[Required task]: Search the listing below for the string "Martin" and copy every line where it occurs.

[Records supplied]:

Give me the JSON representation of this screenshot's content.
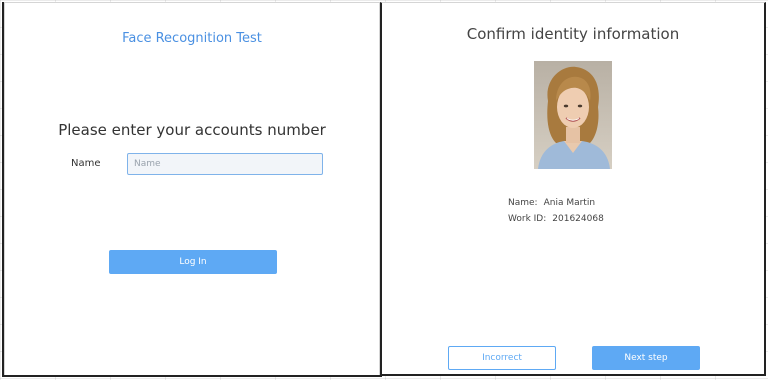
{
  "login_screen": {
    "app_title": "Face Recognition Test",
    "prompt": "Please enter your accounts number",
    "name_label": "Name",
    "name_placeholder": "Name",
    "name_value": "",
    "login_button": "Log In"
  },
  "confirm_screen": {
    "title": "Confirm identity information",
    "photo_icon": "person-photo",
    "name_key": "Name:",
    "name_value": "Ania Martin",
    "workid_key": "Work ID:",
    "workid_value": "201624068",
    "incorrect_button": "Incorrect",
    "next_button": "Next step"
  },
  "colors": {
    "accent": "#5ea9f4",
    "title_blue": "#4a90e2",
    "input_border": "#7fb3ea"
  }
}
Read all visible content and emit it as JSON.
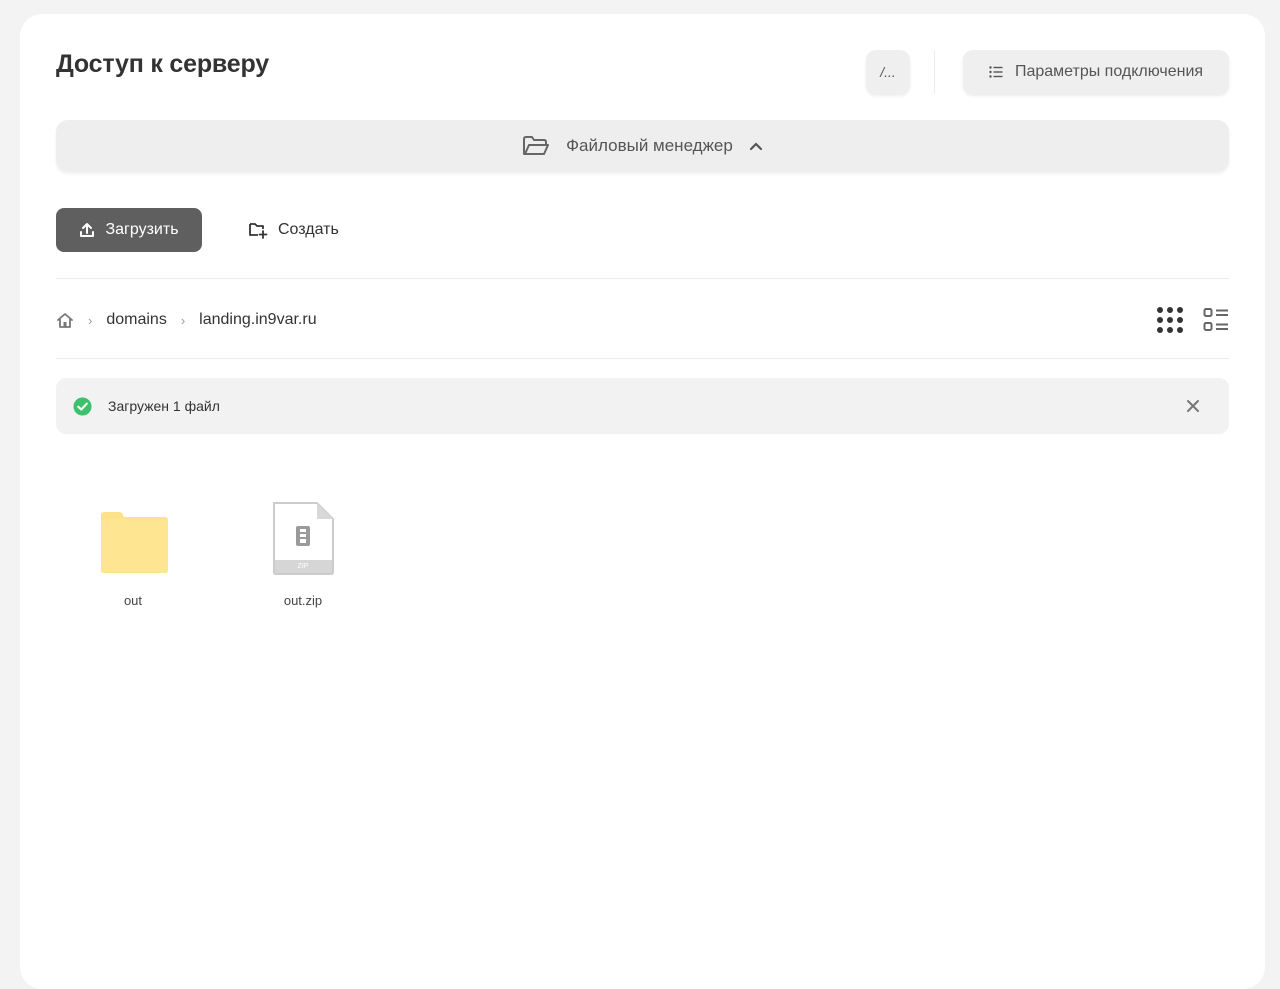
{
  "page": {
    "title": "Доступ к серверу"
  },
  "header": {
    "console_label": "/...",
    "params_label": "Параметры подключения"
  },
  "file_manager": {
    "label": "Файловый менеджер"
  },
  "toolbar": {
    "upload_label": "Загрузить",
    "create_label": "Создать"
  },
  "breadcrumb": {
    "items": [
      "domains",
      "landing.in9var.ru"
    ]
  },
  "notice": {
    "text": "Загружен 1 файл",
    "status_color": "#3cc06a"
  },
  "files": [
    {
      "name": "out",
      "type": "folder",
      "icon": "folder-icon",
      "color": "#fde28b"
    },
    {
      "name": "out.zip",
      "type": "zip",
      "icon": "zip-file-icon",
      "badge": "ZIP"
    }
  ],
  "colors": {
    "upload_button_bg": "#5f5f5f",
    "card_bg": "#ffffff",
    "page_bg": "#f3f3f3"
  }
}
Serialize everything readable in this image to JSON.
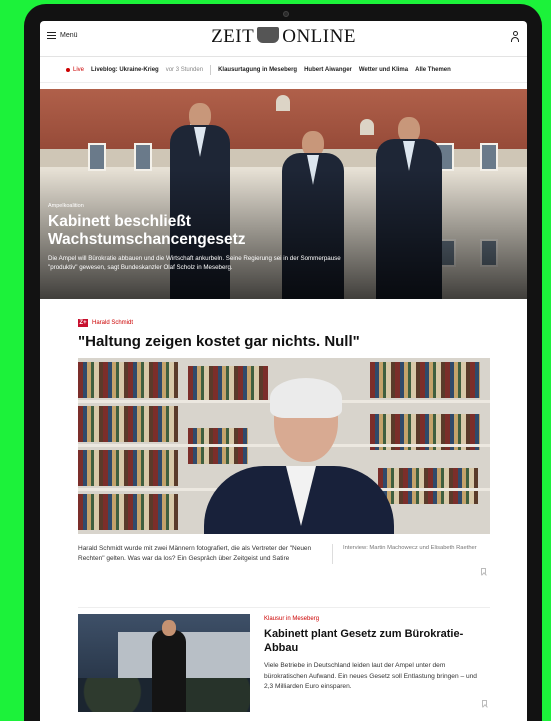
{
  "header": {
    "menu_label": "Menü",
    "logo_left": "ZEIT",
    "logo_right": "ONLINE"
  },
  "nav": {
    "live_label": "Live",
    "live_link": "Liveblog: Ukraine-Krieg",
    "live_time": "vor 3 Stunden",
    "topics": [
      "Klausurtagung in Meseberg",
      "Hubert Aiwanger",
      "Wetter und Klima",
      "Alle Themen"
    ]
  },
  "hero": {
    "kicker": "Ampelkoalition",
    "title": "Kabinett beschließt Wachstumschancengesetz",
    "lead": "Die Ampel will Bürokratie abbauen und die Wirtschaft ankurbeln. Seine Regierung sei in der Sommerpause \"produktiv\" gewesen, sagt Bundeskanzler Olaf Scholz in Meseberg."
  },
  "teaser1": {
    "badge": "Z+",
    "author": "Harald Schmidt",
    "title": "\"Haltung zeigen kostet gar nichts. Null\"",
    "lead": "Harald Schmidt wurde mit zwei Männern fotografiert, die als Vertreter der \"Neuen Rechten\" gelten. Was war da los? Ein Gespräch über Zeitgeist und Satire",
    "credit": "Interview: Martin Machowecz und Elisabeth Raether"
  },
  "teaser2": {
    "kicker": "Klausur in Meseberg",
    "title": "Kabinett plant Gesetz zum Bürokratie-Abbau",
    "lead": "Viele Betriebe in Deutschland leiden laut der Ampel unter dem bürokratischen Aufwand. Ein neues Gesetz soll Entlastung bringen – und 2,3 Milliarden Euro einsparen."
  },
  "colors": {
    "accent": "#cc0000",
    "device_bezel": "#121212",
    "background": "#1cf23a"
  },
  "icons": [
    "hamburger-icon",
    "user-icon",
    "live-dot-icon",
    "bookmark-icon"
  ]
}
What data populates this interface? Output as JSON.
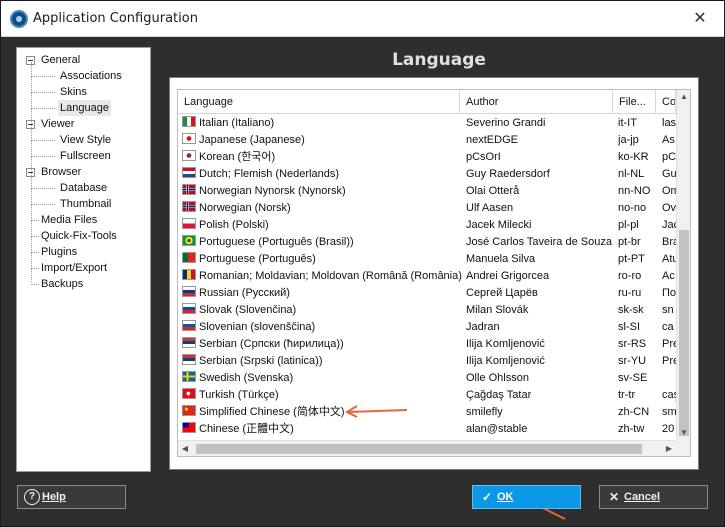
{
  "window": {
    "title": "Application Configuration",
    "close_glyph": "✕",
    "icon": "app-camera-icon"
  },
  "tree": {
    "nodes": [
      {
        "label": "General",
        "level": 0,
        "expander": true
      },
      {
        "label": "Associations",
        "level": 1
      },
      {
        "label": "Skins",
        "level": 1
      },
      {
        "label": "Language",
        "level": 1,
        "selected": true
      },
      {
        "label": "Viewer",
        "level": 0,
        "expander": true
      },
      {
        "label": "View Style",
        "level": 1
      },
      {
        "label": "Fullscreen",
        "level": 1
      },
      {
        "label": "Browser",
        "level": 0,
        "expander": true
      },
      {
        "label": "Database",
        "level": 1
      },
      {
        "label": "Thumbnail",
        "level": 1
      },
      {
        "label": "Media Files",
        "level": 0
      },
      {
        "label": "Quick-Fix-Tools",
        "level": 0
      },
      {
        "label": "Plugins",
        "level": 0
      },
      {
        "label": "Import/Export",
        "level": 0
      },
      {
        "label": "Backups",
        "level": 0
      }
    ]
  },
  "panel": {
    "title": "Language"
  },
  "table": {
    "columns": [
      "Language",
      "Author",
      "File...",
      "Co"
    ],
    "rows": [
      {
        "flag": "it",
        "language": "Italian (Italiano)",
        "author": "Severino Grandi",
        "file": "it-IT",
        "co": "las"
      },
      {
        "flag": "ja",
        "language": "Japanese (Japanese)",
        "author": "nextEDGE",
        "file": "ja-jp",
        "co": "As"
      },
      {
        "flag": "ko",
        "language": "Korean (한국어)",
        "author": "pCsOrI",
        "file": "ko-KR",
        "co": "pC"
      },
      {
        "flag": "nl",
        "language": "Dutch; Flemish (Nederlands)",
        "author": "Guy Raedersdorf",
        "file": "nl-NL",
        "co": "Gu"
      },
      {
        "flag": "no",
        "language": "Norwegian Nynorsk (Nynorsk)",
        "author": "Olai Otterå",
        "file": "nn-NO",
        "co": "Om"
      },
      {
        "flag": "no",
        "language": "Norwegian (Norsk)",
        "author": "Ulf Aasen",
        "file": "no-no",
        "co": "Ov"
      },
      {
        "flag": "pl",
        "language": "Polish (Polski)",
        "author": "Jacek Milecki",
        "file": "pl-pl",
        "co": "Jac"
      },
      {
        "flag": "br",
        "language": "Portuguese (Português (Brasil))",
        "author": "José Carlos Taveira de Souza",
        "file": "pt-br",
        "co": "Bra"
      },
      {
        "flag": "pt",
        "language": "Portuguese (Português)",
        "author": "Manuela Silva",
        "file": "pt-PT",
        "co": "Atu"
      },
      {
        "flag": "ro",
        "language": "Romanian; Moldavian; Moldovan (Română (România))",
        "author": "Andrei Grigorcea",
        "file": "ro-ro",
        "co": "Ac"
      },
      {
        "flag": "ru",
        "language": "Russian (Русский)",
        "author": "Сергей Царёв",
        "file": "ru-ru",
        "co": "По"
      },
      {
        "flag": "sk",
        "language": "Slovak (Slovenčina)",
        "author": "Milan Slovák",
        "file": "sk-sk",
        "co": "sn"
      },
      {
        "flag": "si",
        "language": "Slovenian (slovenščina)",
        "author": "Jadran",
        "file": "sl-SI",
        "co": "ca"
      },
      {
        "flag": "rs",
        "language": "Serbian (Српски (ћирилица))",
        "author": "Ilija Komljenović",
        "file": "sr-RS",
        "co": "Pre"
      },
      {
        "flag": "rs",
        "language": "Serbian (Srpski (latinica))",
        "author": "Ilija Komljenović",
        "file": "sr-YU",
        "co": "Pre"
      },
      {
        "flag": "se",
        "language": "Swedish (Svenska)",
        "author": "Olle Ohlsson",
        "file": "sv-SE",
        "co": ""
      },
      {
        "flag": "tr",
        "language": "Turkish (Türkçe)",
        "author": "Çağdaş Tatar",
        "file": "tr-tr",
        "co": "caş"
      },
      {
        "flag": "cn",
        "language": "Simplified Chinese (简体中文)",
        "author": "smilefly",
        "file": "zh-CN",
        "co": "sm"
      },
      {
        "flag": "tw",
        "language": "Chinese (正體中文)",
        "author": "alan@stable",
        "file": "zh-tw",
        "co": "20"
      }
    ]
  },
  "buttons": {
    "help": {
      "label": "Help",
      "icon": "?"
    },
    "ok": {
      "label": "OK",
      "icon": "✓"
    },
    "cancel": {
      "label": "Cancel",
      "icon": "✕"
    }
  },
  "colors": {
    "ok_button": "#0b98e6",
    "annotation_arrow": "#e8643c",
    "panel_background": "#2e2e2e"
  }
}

[Answer]:
    "name_value": "Ania Martin",
    "credit": "Interview: Martin Machowecz und Elisabeth Raether"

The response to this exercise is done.